### What needs to be done
Output each line exactly as it appears, skipping any embedded picture.
— Start of Rows —
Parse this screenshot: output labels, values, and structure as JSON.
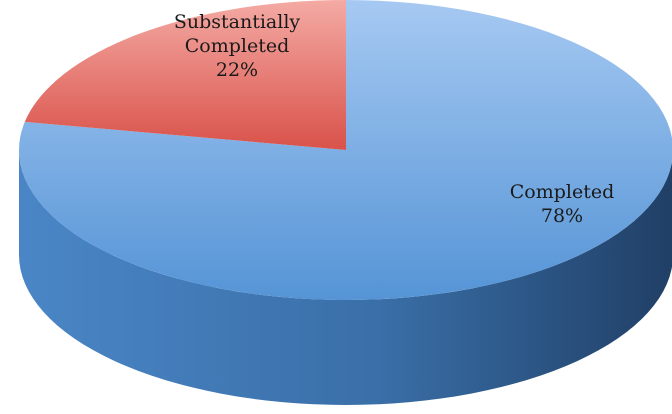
{
  "chart_data": {
    "type": "pie",
    "style": "3d",
    "slices": [
      {
        "label_lines": [
          "Completed"
        ],
        "percent_label": "78%",
        "value": 78,
        "color": "#5b9bd5"
      },
      {
        "label_lines": [
          "Substantially",
          "Completed"
        ],
        "percent_label": "22%",
        "value": 22,
        "color": "#e06258"
      }
    ],
    "start_angle_deg": 270,
    "direction": "clockwise",
    "legend": "none"
  }
}
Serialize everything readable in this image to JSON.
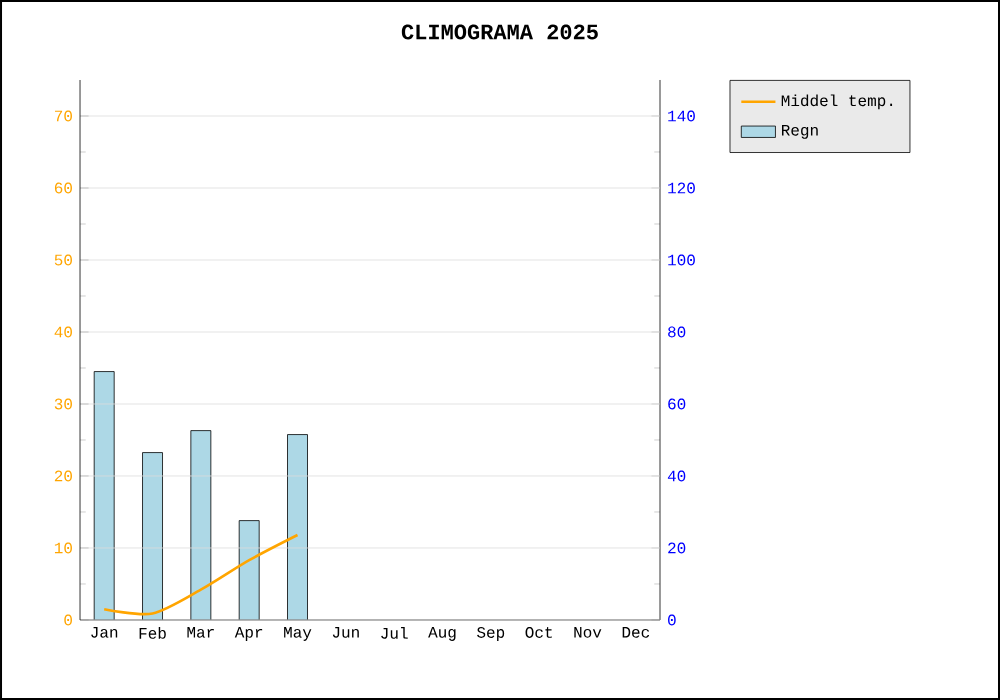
{
  "chart_data": {
    "type": "bar",
    "title": "CLIMOGRAMA 2025",
    "categories": [
      "Jan",
      "Feb",
      "Mar",
      "Apr",
      "May",
      "Jun",
      "Jul",
      "Aug",
      "Sep",
      "Oct",
      "Nov",
      "Dec"
    ],
    "series": [
      {
        "name": "Middel temp.",
        "type": "line",
        "color": "#ffa500",
        "values": [
          1.5,
          0.9,
          4.2,
          8.3,
          11.8,
          null,
          null,
          null,
          null,
          null,
          null,
          null
        ]
      },
      {
        "name": "Regn",
        "axis": "y2",
        "color": "#add8e6",
        "values": [
          69,
          46.5,
          52.6,
          27.6,
          51.5,
          null,
          null,
          null,
          null,
          null,
          null,
          null
        ]
      }
    ],
    "ylim": [
      0,
      75
    ],
    "yticks": [
      0,
      10,
      20,
      30,
      40,
      50,
      60,
      70
    ],
    "y2lim": [
      0,
      150
    ],
    "y2ticks": [
      0,
      20,
      40,
      60,
      80,
      100,
      120,
      140
    ],
    "grid": "y",
    "legend": "top right",
    "marker": "none",
    "line_style": "solid"
  }
}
— End of Rows —
### Written response
Parse this screenshot: output labels, values, and structure as JSON.
{
  "chart_data": {
    "type": "pie",
    "style": "3d",
    "slices": [
      {
        "label_lines": [
          "Completed"
        ],
        "percent_label": "78%",
        "value": 78,
        "color": "#5b9bd5"
      },
      {
        "label_lines": [
          "Substantially",
          "Completed"
        ],
        "percent_label": "22%",
        "value": 22,
        "color": "#e06258"
      }
    ],
    "start_angle_deg": 270,
    "direction": "clockwise",
    "legend": "none"
  }
}
Serialize everything readable in this image to JSON.
{
  "chart_data": {
    "type": "bar",
    "title": "CLIMOGRAMA 2025",
    "categories": [
      "Jan",
      "Feb",
      "Mar",
      "Apr",
      "May",
      "Jun",
      "Jul",
      "Aug",
      "Sep",
      "Oct",
      "Nov",
      "Dec"
    ],
    "series": [
      {
        "name": "Middel temp.",
        "type": "line",
        "color": "#ffa500",
        "values": [
          1.5,
          0.9,
          4.2,
          8.3,
          11.8,
          null,
          null,
          null,
          null,
          null,
          null,
          null
        ]
      },
      {
        "name": "Regn",
        "axis": "y2",
        "color": "#add8e6",
        "values": [
          69,
          46.5,
          52.6,
          27.6,
          51.5,
          null,
          null,
          null,
          null,
          null,
          null,
          null
        ]
      }
    ],
    "ylim": [
      0,
      75
    ],
    "yticks": [
      0,
      10,
      20,
      30,
      40,
      50,
      60,
      70
    ],
    "y2lim": [
      0,
      150
    ],
    "y2ticks": [
      0,
      20,
      40,
      60,
      80,
      100,
      120,
      140
    ],
    "grid": "y",
    "legend": "top right",
    "marker": "none",
    "line_style": "solid"
  }
}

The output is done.